● Records:
******************************
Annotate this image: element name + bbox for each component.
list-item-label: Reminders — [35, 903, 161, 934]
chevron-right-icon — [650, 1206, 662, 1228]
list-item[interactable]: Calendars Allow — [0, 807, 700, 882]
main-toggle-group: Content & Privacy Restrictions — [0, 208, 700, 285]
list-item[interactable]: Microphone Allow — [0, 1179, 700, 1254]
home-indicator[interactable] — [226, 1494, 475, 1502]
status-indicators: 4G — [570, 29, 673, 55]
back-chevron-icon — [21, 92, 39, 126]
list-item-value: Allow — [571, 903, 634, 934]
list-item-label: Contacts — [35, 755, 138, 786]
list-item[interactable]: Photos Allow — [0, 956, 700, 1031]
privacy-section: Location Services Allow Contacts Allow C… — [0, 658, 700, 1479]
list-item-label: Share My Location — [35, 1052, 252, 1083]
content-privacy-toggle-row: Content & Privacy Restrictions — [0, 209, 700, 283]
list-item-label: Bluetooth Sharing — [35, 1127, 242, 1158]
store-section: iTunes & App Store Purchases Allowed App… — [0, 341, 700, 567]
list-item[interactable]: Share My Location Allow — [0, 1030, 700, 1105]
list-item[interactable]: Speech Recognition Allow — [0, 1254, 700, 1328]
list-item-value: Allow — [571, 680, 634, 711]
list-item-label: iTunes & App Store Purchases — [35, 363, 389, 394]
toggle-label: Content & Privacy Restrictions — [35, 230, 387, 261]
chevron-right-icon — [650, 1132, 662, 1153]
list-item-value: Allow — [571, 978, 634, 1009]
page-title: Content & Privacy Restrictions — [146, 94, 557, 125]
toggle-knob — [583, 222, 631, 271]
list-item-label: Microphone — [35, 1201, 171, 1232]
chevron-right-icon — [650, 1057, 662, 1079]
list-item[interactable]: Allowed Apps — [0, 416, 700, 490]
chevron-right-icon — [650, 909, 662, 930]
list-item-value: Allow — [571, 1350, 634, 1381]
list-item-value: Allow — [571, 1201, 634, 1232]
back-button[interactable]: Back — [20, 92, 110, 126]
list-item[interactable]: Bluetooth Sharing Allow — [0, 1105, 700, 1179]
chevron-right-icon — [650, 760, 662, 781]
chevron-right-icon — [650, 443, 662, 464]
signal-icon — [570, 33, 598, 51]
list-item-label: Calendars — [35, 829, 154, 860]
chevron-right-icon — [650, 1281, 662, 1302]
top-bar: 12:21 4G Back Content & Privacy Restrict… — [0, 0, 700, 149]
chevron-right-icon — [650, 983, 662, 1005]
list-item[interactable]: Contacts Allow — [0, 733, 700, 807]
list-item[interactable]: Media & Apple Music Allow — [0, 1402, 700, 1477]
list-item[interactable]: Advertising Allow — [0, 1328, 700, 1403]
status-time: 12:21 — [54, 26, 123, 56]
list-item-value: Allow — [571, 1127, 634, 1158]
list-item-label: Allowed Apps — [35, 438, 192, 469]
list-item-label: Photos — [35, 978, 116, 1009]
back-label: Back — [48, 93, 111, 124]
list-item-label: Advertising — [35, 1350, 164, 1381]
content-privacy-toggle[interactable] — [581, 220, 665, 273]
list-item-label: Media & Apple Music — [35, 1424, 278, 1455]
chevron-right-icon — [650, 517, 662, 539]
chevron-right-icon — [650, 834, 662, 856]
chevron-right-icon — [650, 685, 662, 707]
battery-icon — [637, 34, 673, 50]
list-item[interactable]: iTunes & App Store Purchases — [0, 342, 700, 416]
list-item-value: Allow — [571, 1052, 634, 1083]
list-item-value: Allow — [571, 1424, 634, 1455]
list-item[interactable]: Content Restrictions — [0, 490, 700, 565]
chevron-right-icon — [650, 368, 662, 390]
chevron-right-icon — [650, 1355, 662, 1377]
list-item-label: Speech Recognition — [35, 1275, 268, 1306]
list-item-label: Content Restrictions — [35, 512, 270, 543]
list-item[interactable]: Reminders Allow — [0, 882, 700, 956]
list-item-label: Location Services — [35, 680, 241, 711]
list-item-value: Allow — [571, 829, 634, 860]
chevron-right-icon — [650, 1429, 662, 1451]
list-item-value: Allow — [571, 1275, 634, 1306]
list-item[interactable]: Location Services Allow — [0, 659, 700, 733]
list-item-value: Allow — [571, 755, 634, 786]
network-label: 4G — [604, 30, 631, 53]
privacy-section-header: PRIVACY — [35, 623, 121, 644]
******************************
● Goal:
Can you put every line of the data above into a Markdown table with the columns "Row" and "Data line", numbering the rows and leaving out any blank lines?

● Task solution:
| Row | Data line |
|---|---|
| 1 | Annotate this image: element name + bbox for each component. |
| 2 | list-item-label: Reminders — [35, 903, 161, 934] |
| 3 | chevron-right-icon — [650, 1206, 662, 1228] |
| 4 | list-item[interactable]: Calendars Allow — [0, 807, 700, 882] |
| 5 | main-toggle-group: Content & Privacy Restrictions — [0, 208, 700, 285] |
| 6 | list-item[interactable]: Microphone Allow — [0, 1179, 700, 1254] |
| 7 | home-indicator[interactable] — [226, 1494, 475, 1502] |
| 8 | status-indicators: 4G — [570, 29, 673, 55] |
| 9 | back-chevron-icon — [21, 92, 39, 126] |
| 10 | list-item-value: Allow — [571, 903, 634, 934] |
| 11 | list-item-label: Contacts — [35, 755, 138, 786] |
| 12 | list-item[interactable]: Photos Allow — [0, 956, 700, 1031] |
| 13 | privacy-section: Location Services Allow Contacts Allow C… — [0, 658, 700, 1479] |
| 14 | list-item-label: Share My Location — [35, 1052, 252, 1083] |
| 15 | content-privacy-toggle-row: Content & Privacy Restrictions — [0, 209, 700, 283] |
| 16 | list-item-label: Bluetooth Sharing — [35, 1127, 242, 1158] |
| 17 | store-section: iTunes & App Store Purchases Allowed App… — [0, 341, 700, 567] |
| 18 | list-item[interactable]: Share My Location Allow — [0, 1030, 700, 1105] |
| 19 | list-item[interactable]: Speech Recognition Allow — [0, 1254, 700, 1328] |
| 20 | list-item-value: Allow — [571, 680, 634, 711] |
| 21 | list-item-label: iTunes & App Store Purchases — [35, 363, 389, 394] |
| 22 | toggle-label: Content & Privacy Restrictions — [35, 230, 387, 261] |
| 23 | chevron-right-icon — [650, 1132, 662, 1153] |
| 24 | list-item-value: Allow — [571, 978, 634, 1009] |
| 25 | page-title: Content & Privacy Restrictions — [146, 94, 557, 125] |
| 26 | toggle-knob — [583, 222, 631, 271] |
| 27 | list-item-label: Microphone — [35, 1201, 171, 1232] |
| 28 | chevron-right-icon — [650, 1057, 662, 1079] |
| 29 | list-item[interactable]: Allowed Apps — [0, 416, 700, 490] |
| 30 | chevron-right-icon — [650, 909, 662, 930] |
| 31 | list-item-value: Allow — [571, 1350, 634, 1381] |
| 32 | list-item-value: Allow — [571, 1201, 634, 1232] |
| 33 | back-button[interactable]: Back — [20, 92, 110, 126] |
| 34 | list-item[interactable]: Bluetooth Sharing Allow — [0, 1105, 700, 1179] |
| 35 | chevron-right-icon — [650, 760, 662, 781] |
| 36 | chevron-right-icon — [650, 443, 662, 464] |
| 37 | signal-icon — [570, 33, 598, 51] |
| 38 | list-item-label: Calendars — [35, 829, 154, 860] |
| 39 | chevron-right-icon — [650, 1281, 662, 1302] |
| 40 | top-bar: 12:21 4G Back Content & Privacy Restrict… — [0, 0, 700, 149] |
| 41 | chevron-right-icon — [650, 983, 662, 1005] |
| 42 | list-item[interactable]: Contacts Allow — [0, 733, 700, 807] |
| 43 | list-item[interactable]: Media & Apple Music Allow — [0, 1402, 700, 1477] |
| 44 | list-item[interactable]: Advertising Allow — [0, 1328, 700, 1403] |
| 45 | status-time: 12:21 — [54, 26, 123, 56] |
| 46 | list-item-value: Allow — [571, 1127, 634, 1158] |
| 47 | list-item-label: Allowed Apps — [35, 438, 192, 469] |
| 48 | list-item-label: Photos — [35, 978, 116, 1009] |
| 49 | back-label: Back — [48, 93, 111, 124] |
| 50 | list-item-label: Advertising — [35, 1350, 164, 1381] |
| 51 | content-privacy-toggle[interactable] — [581, 220, 665, 273] |
| 52 | list-item-label: Media & Apple Music — [35, 1424, 278, 1455] |
| 53 | chevron-right-icon — [650, 517, 662, 539] |
| 54 | chevron-right-icon — [650, 834, 662, 856] |
| 55 | chevron-right-icon — [650, 685, 662, 707] |
| 56 | battery-icon — [637, 34, 673, 50] |
| 57 | list-item[interactable]: iTunes & App Store Purchases — [0, 342, 700, 416] |
| 58 | list-item-value: Allow — [571, 1052, 634, 1083] |
| 59 | list-item-value: Allow — [571, 1424, 634, 1455] |
| 60 | list-item[interactable]: Content Restrictions — [0, 490, 700, 565] |
| 61 | chevron-right-icon — [650, 368, 662, 390] |
| 62 | chevron-right-icon — [650, 1355, 662, 1377] |
| 63 | list-item-label: Speech Recognition — [35, 1275, 268, 1306] |
| 64 | list-item-label: Content Restrictions — [35, 512, 270, 543] |
| 65 | list-item[interactable]: Reminders Allow — [0, 882, 700, 956] |
| 66 | list-item-label: Location Services — [35, 680, 241, 711] |
| 67 | list-item-value: Allow — [571, 829, 634, 860] |
| 68 | chevron-right-icon — [650, 1429, 662, 1451] |
| 69 | list-item-value: Allow — [571, 1275, 634, 1306] |
| 70 | list-item[interactable]: Location Services Allow — [0, 659, 700, 733] |
| 71 | list-item-value: Allow — [571, 755, 634, 786] |
| 72 | network-label: 4G — [604, 30, 631, 53] |
| 73 | privacy-section-header: PRIVACY — [35, 623, 121, 644] |